**Exercise brief**: Write out the records below word for word, please.
::: Provided data
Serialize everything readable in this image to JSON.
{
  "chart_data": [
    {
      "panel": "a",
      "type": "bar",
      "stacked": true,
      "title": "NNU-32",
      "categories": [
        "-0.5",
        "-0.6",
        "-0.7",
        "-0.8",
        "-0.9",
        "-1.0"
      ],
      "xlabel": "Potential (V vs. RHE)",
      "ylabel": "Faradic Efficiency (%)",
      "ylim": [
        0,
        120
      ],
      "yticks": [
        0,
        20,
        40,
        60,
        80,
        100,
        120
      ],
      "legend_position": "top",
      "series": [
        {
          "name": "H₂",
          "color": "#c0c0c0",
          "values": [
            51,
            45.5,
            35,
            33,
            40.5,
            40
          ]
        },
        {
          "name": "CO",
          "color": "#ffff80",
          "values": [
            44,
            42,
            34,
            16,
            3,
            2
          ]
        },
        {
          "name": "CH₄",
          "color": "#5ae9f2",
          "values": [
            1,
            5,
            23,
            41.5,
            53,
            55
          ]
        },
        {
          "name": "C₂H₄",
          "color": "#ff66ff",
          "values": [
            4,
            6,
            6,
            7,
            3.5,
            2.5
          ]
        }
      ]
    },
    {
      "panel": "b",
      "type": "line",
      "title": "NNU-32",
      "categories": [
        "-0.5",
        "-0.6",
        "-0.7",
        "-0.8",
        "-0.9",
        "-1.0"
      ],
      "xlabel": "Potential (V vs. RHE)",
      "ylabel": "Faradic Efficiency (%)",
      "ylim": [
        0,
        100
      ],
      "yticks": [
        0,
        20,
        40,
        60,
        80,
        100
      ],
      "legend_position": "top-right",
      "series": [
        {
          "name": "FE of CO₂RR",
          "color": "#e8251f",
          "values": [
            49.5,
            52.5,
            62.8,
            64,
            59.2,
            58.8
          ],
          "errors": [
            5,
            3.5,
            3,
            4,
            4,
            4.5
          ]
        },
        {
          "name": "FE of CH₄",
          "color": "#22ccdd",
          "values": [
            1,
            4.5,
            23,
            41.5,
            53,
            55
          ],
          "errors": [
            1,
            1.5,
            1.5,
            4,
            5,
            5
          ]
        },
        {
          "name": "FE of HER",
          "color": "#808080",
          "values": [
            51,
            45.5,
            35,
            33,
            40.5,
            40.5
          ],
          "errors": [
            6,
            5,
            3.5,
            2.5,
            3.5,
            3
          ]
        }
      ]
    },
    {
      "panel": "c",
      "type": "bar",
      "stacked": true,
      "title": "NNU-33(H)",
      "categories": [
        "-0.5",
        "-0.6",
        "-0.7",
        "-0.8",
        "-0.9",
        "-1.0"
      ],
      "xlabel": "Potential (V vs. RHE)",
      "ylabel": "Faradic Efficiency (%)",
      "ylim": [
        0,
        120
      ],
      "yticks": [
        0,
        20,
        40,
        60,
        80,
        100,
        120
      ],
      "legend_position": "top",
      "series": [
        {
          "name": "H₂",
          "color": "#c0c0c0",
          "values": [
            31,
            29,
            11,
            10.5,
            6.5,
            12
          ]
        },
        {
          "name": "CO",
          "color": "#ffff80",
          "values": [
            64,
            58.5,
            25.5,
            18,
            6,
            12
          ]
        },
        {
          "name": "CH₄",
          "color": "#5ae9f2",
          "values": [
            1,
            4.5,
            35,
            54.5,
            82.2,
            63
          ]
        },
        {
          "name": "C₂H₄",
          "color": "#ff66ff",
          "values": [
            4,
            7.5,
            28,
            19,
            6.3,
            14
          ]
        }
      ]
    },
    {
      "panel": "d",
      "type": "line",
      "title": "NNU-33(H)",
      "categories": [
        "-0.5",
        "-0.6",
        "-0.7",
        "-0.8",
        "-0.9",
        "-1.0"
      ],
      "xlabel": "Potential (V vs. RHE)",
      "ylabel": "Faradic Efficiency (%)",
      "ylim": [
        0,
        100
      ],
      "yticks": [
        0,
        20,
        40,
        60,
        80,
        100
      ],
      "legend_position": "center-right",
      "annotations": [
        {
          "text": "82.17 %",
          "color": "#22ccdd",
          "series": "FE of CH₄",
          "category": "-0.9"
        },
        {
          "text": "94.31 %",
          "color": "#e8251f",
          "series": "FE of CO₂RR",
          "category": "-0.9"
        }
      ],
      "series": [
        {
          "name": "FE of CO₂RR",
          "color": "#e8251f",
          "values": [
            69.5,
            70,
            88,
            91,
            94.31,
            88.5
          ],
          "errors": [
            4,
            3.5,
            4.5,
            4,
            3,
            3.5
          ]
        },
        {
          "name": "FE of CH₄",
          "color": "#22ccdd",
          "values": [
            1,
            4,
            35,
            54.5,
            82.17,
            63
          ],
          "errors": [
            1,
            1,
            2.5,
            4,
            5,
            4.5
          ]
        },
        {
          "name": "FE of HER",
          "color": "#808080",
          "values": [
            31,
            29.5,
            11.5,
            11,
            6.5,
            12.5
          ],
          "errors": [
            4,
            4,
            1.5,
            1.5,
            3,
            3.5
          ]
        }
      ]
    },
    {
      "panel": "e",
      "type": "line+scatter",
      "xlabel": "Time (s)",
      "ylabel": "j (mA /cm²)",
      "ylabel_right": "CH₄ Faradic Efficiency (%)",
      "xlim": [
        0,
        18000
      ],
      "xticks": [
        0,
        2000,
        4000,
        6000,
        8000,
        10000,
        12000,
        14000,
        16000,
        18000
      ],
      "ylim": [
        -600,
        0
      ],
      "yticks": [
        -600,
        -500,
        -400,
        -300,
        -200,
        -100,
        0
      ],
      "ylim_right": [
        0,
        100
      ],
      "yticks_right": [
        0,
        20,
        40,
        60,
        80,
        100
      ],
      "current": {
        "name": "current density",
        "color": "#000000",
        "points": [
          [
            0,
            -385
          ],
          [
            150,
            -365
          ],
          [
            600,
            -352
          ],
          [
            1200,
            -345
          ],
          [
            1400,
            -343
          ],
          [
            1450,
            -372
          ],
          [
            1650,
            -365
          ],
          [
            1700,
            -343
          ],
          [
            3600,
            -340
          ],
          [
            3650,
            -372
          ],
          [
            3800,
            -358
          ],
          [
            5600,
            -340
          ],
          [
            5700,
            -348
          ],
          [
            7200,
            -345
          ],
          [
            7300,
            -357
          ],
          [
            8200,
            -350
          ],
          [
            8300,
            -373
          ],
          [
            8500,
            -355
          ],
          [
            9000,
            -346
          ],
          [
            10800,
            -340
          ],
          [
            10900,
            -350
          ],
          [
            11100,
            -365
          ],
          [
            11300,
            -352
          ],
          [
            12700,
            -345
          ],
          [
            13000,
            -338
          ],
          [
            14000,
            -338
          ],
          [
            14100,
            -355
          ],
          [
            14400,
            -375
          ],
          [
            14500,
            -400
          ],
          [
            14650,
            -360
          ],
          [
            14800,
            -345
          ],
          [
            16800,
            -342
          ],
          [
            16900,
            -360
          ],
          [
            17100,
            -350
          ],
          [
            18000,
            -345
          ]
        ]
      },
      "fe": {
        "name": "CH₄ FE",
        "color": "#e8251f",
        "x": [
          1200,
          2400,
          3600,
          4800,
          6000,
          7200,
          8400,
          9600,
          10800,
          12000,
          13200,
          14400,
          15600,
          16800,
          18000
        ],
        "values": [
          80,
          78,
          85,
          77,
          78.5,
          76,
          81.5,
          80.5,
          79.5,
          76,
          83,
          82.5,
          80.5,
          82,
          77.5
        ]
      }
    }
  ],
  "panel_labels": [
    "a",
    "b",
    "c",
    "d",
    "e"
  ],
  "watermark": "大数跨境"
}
::::::
**Reply to the exercise**:
Serialize everything readable in this image to JSON.
{
  "chart_data": [
    {
      "panel": "a",
      "type": "bar",
      "stacked": true,
      "title": "NNU-32",
      "categories": [
        "-0.5",
        "-0.6",
        "-0.7",
        "-0.8",
        "-0.9",
        "-1.0"
      ],
      "xlabel": "Potential (V vs. RHE)",
      "ylabel": "Faradic Efficiency (%)",
      "ylim": [
        0,
        120
      ],
      "yticks": [
        0,
        20,
        40,
        60,
        80,
        100,
        120
      ],
      "legend_position": "top",
      "series": [
        {
          "name": "H₂",
          "color": "#c0c0c0",
          "values": [
            51,
            45.5,
            35,
            33,
            40.5,
            40
          ]
        },
        {
          "name": "CO",
          "color": "#ffff80",
          "values": [
            44,
            42,
            34,
            16,
            3,
            2
          ]
        },
        {
          "name": "CH₄",
          "color": "#5ae9f2",
          "values": [
            1,
            5,
            23,
            41.5,
            53,
            55
          ]
        },
        {
          "name": "C₂H₄",
          "color": "#ff66ff",
          "values": [
            4,
            6,
            6,
            7,
            3.5,
            2.5
          ]
        }
      ]
    },
    {
      "panel": "b",
      "type": "line",
      "title": "NNU-32",
      "categories": [
        "-0.5",
        "-0.6",
        "-0.7",
        "-0.8",
        "-0.9",
        "-1.0"
      ],
      "xlabel": "Potential (V vs. RHE)",
      "ylabel": "Faradic Efficiency (%)",
      "ylim": [
        0,
        100
      ],
      "yticks": [
        0,
        20,
        40,
        60,
        80,
        100
      ],
      "legend_position": "top-right",
      "series": [
        {
          "name": "FE of CO₂RR",
          "color": "#e8251f",
          "values": [
            49.5,
            52.5,
            62.8,
            64,
            59.2,
            58.8
          ],
          "errors": [
            5,
            3.5,
            3,
            4,
            4,
            4.5
          ]
        },
        {
          "name": "FE of CH₄",
          "color": "#22ccdd",
          "values": [
            1,
            4.5,
            23,
            41.5,
            53,
            55
          ],
          "errors": [
            1,
            1.5,
            1.5,
            4,
            5,
            5
          ]
        },
        {
          "name": "FE of HER",
          "color": "#808080",
          "values": [
            51,
            45.5,
            35,
            33,
            40.5,
            40.5
          ],
          "errors": [
            6,
            5,
            3.5,
            2.5,
            3.5,
            3
          ]
        }
      ]
    },
    {
      "panel": "c",
      "type": "bar",
      "stacked": true,
      "title": "NNU-33(H)",
      "categories": [
        "-0.5",
        "-0.6",
        "-0.7",
        "-0.8",
        "-0.9",
        "-1.0"
      ],
      "xlabel": "Potential (V vs. RHE)",
      "ylabel": "Faradic Efficiency (%)",
      "ylim": [
        0,
        120
      ],
      "yticks": [
        0,
        20,
        40,
        60,
        80,
        100,
        120
      ],
      "legend_position": "top",
      "series": [
        {
          "name": "H₂",
          "color": "#c0c0c0",
          "values": [
            31,
            29,
            11,
            10.5,
            6.5,
            12
          ]
        },
        {
          "name": "CO",
          "color": "#ffff80",
          "values": [
            64,
            58.5,
            25.5,
            18,
            6,
            12
          ]
        },
        {
          "name": "CH₄",
          "color": "#5ae9f2",
          "values": [
            1,
            4.5,
            35,
            54.5,
            82.2,
            63
          ]
        },
        {
          "name": "C₂H₄",
          "color": "#ff66ff",
          "values": [
            4,
            7.5,
            28,
            19,
            6.3,
            14
          ]
        }
      ]
    },
    {
      "panel": "d",
      "type": "line",
      "title": "NNU-33(H)",
      "categories": [
        "-0.5",
        "-0.6",
        "-0.7",
        "-0.8",
        "-0.9",
        "-1.0"
      ],
      "xlabel": "Potential (V vs. RHE)",
      "ylabel": "Faradic Efficiency (%)",
      "ylim": [
        0,
        100
      ],
      "yticks": [
        0,
        20,
        40,
        60,
        80,
        100
      ],
      "legend_position": "center-right",
      "annotations": [
        {
          "text": "82.17 %",
          "color": "#22ccdd",
          "series": "FE of CH₄",
          "category": "-0.9"
        },
        {
          "text": "94.31 %",
          "color": "#e8251f",
          "series": "FE of CO₂RR",
          "category": "-0.9"
        }
      ],
      "series": [
        {
          "name": "FE of CO₂RR",
          "color": "#e8251f",
          "values": [
            69.5,
            70,
            88,
            91,
            94.31,
            88.5
          ],
          "errors": [
            4,
            3.5,
            4.5,
            4,
            3,
            3.5
          ]
        },
        {
          "name": "FE of CH₄",
          "color": "#22ccdd",
          "values": [
            1,
            4,
            35,
            54.5,
            82.17,
            63
          ],
          "errors": [
            1,
            1,
            2.5,
            4,
            5,
            4.5
          ]
        },
        {
          "name": "FE of HER",
          "color": "#808080",
          "values": [
            31,
            29.5,
            11.5,
            11,
            6.5,
            12.5
          ],
          "errors": [
            4,
            4,
            1.5,
            1.5,
            3,
            3.5
          ]
        }
      ]
    },
    {
      "panel": "e",
      "type": "line+scatter",
      "xlabel": "Time (s)",
      "ylabel": "j (mA /cm²)",
      "ylabel_right": "CH₄ Faradic Efficiency (%)",
      "xlim": [
        0,
        18000
      ],
      "xticks": [
        0,
        2000,
        4000,
        6000,
        8000,
        10000,
        12000,
        14000,
        16000,
        18000
      ],
      "ylim": [
        -600,
        0
      ],
      "yticks": [
        -600,
        -500,
        -400,
        -300,
        -200,
        -100,
        0
      ],
      "ylim_right": [
        0,
        100
      ],
      "yticks_right": [
        0,
        20,
        40,
        60,
        80,
        100
      ],
      "current": {
        "name": "current density",
        "color": "#000000",
        "points": [
          [
            0,
            -385
          ],
          [
            150,
            -365
          ],
          [
            600,
            -352
          ],
          [
            1200,
            -345
          ],
          [
            1400,
            -343
          ],
          [
            1450,
            -372
          ],
          [
            1650,
            -365
          ],
          [
            1700,
            -343
          ],
          [
            3600,
            -340
          ],
          [
            3650,
            -372
          ],
          [
            3800,
            -358
          ],
          [
            5600,
            -340
          ],
          [
            5700,
            -348
          ],
          [
            7200,
            -345
          ],
          [
            7300,
            -357
          ],
          [
            8200,
            -350
          ],
          [
            8300,
            -373
          ],
          [
            8500,
            -355
          ],
          [
            9000,
            -346
          ],
          [
            10800,
            -340
          ],
          [
            10900,
            -350
          ],
          [
            11100,
            -365
          ],
          [
            11300,
            -352
          ],
          [
            12700,
            -345
          ],
          [
            13000,
            -338
          ],
          [
            14000,
            -338
          ],
          [
            14100,
            -355
          ],
          [
            14400,
            -375
          ],
          [
            14500,
            -400
          ],
          [
            14650,
            -360
          ],
          [
            14800,
            -345
          ],
          [
            16800,
            -342
          ],
          [
            16900,
            -360
          ],
          [
            17100,
            -350
          ],
          [
            18000,
            -345
          ]
        ]
      },
      "fe": {
        "name": "CH₄ FE",
        "color": "#e8251f",
        "x": [
          1200,
          2400,
          3600,
          4800,
          6000,
          7200,
          8400,
          9600,
          10800,
          12000,
          13200,
          14400,
          15600,
          16800,
          18000
        ],
        "values": [
          80,
          78,
          85,
          77,
          78.5,
          76,
          81.5,
          80.5,
          79.5,
          76,
          83,
          82.5,
          80.5,
          82,
          77.5
        ]
      }
    }
  ],
  "panel_labels": [
    "a",
    "b",
    "c",
    "d",
    "e"
  ],
  "watermark": "大数跨境"
}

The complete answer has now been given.